Extracted data entries:
============================================================

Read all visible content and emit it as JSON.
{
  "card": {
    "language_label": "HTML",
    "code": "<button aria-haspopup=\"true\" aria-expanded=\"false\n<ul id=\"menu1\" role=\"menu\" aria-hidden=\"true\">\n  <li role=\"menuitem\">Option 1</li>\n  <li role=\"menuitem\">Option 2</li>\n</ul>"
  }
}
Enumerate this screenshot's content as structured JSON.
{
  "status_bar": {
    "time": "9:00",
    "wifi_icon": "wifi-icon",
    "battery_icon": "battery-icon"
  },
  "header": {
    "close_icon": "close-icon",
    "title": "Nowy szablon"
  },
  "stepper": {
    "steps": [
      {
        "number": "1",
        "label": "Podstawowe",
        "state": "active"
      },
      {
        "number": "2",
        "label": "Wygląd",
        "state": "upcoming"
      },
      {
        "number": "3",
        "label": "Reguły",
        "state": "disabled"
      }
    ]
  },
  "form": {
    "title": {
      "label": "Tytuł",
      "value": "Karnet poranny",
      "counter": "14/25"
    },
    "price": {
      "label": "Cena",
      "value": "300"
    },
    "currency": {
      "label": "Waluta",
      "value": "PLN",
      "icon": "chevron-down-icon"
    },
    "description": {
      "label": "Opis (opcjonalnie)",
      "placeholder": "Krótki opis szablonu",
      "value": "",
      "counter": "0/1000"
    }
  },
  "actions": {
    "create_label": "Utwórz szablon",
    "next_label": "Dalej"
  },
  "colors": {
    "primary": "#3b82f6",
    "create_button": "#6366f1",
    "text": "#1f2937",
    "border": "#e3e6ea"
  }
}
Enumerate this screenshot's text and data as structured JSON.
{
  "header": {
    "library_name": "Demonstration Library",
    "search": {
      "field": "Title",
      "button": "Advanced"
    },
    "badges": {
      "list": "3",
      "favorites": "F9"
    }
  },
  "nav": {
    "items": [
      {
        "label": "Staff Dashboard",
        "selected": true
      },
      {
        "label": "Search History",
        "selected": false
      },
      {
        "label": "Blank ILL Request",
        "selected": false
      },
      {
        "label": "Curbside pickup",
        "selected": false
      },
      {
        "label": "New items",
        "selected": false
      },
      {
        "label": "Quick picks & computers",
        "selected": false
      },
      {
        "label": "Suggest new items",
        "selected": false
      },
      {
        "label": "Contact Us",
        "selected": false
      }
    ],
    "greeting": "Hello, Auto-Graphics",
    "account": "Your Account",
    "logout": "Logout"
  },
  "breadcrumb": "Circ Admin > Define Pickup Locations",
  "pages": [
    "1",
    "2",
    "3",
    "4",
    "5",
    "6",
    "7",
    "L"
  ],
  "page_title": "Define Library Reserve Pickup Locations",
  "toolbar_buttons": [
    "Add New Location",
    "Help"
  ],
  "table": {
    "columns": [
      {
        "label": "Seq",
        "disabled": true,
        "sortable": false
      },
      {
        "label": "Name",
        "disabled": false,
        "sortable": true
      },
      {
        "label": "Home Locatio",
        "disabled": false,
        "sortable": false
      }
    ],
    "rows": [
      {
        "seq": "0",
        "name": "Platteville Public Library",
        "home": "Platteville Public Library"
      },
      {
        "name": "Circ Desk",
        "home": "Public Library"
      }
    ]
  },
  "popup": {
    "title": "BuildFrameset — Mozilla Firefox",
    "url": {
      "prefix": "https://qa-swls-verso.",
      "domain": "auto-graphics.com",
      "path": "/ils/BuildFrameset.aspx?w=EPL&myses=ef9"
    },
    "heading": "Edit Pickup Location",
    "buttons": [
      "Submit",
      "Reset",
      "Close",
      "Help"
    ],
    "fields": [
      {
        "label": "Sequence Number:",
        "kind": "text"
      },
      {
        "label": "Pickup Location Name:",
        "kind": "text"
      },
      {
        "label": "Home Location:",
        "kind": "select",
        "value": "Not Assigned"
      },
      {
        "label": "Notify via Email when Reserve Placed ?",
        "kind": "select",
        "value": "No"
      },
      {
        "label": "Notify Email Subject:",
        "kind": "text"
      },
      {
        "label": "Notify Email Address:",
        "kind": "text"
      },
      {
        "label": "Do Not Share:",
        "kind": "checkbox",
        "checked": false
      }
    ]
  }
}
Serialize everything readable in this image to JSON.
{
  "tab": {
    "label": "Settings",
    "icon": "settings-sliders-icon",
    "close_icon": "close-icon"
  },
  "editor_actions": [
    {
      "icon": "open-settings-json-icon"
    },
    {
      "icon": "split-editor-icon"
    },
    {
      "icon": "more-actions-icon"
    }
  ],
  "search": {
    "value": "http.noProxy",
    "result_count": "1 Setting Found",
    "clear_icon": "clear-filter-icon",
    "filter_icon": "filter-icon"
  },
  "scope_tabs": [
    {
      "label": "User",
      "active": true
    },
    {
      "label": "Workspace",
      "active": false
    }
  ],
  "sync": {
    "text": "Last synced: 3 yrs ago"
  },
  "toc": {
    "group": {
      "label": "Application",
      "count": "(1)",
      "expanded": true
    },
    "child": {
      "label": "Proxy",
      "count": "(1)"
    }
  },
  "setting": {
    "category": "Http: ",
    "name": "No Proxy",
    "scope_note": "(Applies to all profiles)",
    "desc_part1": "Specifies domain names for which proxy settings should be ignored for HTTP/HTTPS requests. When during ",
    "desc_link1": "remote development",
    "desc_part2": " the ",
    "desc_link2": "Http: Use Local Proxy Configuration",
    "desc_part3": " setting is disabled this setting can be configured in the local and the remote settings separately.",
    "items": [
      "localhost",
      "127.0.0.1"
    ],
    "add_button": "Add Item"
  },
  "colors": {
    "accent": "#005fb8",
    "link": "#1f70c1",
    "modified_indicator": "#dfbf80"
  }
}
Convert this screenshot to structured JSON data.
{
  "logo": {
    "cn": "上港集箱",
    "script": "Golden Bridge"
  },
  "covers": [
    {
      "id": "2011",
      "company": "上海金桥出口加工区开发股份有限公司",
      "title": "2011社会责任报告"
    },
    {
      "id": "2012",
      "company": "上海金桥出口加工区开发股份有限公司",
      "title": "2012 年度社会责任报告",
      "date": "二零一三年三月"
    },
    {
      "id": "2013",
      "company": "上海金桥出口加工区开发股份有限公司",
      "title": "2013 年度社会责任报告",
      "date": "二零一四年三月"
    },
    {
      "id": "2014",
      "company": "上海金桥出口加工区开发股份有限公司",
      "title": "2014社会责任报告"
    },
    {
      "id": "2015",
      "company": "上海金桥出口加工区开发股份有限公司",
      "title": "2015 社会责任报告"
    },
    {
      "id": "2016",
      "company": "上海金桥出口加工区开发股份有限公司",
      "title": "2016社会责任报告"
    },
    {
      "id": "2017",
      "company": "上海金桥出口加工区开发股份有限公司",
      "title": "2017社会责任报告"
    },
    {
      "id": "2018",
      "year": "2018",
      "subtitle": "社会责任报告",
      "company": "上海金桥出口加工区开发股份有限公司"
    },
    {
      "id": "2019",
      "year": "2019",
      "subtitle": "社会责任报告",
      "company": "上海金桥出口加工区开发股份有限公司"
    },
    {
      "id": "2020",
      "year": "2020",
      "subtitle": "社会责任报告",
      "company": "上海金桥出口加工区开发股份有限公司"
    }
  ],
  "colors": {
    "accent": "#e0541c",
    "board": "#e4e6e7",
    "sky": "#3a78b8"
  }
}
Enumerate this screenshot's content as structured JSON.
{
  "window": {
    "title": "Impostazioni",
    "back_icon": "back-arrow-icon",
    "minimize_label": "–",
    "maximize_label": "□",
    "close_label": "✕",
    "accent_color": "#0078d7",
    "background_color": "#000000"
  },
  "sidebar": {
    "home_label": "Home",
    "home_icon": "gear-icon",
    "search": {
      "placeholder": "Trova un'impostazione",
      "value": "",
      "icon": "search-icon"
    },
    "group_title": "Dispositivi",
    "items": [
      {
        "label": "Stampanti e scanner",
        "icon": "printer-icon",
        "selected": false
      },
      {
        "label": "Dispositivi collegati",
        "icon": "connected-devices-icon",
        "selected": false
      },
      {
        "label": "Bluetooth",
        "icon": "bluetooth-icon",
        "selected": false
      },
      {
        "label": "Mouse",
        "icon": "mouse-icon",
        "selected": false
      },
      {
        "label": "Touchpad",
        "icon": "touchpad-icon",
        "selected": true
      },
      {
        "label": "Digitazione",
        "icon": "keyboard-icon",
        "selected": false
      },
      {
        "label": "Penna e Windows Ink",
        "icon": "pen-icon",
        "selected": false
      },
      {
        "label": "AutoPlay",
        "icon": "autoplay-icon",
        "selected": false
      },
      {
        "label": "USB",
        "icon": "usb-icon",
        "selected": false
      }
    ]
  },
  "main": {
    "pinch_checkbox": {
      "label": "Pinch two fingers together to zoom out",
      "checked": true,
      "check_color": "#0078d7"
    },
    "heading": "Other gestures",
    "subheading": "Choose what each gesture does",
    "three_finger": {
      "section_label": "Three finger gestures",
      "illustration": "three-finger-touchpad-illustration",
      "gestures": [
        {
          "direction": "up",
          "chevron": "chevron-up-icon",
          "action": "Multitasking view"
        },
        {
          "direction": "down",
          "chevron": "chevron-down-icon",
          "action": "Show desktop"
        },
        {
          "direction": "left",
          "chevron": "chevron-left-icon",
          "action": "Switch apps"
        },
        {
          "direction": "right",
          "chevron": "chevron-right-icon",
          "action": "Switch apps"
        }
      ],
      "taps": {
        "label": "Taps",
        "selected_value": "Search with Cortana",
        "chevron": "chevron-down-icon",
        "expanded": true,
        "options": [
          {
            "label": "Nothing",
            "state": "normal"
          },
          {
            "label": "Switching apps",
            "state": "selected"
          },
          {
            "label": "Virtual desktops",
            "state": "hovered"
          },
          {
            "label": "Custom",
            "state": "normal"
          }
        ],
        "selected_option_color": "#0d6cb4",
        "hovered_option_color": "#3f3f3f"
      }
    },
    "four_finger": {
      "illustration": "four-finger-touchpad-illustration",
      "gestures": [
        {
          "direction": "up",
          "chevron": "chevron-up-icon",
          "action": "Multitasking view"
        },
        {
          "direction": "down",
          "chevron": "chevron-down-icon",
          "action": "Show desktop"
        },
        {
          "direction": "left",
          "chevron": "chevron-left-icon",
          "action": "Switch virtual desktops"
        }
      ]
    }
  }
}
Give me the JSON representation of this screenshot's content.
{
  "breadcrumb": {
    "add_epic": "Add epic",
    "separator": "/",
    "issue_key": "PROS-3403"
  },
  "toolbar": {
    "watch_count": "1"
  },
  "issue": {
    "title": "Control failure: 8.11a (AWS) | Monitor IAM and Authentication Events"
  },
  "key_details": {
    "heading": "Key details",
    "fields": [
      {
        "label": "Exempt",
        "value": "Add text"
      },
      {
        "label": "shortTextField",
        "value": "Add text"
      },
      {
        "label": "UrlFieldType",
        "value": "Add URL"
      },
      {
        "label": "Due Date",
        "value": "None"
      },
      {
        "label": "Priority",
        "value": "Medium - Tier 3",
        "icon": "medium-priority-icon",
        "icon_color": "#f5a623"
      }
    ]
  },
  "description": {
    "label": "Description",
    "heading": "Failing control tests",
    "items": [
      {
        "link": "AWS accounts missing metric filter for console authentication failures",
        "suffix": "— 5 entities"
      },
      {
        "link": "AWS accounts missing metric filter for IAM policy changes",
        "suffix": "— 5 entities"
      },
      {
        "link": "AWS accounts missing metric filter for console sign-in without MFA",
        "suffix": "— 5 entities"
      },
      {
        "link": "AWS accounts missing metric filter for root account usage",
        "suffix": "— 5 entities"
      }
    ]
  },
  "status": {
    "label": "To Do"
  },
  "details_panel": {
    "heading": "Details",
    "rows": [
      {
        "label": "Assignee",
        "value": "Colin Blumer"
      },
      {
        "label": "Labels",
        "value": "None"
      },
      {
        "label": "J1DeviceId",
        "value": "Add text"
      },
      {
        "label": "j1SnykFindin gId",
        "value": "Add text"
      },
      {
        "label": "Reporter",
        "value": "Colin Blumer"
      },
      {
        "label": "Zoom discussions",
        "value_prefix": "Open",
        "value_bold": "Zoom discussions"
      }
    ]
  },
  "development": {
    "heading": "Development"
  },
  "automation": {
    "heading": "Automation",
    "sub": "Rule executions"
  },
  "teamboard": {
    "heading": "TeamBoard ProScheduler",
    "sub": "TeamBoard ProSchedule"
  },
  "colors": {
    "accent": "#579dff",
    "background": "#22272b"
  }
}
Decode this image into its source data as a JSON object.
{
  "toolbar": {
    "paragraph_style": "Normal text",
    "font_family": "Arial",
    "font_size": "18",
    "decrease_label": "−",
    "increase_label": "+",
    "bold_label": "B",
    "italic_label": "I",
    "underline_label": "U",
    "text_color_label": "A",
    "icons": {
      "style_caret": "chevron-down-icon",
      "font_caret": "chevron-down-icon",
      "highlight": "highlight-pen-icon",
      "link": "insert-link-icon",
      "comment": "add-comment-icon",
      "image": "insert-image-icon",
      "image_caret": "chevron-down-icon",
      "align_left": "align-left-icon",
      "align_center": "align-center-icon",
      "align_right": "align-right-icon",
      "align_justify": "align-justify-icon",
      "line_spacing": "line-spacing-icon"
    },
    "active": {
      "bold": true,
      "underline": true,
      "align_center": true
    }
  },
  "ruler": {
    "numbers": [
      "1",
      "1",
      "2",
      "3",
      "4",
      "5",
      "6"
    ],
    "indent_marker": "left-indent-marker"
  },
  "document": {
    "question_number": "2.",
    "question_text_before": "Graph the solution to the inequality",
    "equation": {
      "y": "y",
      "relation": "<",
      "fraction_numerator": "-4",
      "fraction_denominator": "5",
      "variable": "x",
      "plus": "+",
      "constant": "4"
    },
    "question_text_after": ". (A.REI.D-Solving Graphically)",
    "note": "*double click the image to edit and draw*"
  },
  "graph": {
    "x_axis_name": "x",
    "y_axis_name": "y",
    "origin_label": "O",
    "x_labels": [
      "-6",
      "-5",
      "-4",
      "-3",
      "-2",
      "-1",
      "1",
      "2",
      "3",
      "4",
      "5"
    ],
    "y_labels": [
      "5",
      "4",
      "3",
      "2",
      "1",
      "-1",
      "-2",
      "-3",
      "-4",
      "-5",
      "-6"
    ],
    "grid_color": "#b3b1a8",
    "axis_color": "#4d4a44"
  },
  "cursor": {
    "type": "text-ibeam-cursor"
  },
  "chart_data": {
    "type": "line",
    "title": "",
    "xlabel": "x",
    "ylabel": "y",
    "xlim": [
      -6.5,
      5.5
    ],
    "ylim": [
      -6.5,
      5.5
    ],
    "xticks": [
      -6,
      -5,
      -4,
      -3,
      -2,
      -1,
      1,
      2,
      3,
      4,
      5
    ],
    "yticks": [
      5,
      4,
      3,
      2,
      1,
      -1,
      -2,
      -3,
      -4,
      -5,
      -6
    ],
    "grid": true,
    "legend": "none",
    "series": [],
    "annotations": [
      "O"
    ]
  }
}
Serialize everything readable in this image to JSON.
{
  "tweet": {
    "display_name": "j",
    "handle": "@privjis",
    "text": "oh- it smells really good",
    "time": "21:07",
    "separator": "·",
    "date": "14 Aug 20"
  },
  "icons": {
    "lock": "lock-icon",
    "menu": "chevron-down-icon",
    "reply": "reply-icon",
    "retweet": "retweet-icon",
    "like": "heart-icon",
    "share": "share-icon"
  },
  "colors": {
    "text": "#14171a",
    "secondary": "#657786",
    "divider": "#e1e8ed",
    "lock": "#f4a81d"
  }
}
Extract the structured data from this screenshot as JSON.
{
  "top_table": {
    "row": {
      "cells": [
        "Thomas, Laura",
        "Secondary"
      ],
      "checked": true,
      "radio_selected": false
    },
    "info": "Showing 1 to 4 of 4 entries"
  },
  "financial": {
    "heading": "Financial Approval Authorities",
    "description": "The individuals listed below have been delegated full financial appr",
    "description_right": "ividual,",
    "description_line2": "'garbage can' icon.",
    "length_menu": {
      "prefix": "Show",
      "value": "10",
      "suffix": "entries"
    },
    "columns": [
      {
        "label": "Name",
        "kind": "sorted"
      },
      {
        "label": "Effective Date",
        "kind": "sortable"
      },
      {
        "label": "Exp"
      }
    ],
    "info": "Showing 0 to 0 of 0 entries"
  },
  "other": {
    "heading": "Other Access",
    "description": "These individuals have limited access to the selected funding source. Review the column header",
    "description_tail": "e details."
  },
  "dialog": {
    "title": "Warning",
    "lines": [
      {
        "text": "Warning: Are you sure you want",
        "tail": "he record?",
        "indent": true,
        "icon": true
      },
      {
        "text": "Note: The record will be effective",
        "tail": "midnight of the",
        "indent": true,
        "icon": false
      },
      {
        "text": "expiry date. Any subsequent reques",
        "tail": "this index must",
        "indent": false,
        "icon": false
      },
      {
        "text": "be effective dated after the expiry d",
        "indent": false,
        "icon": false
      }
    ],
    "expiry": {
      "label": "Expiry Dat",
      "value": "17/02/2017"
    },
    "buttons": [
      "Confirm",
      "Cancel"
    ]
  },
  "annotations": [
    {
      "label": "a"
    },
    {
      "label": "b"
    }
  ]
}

============================================================

■ Work required ■
Which lines of the data above contain "Public"? Copy each one.

■ Correct response ■
        "name": "Platteville Public Library",
        "home": "Platteville Public Library"
        "home": "Public Library"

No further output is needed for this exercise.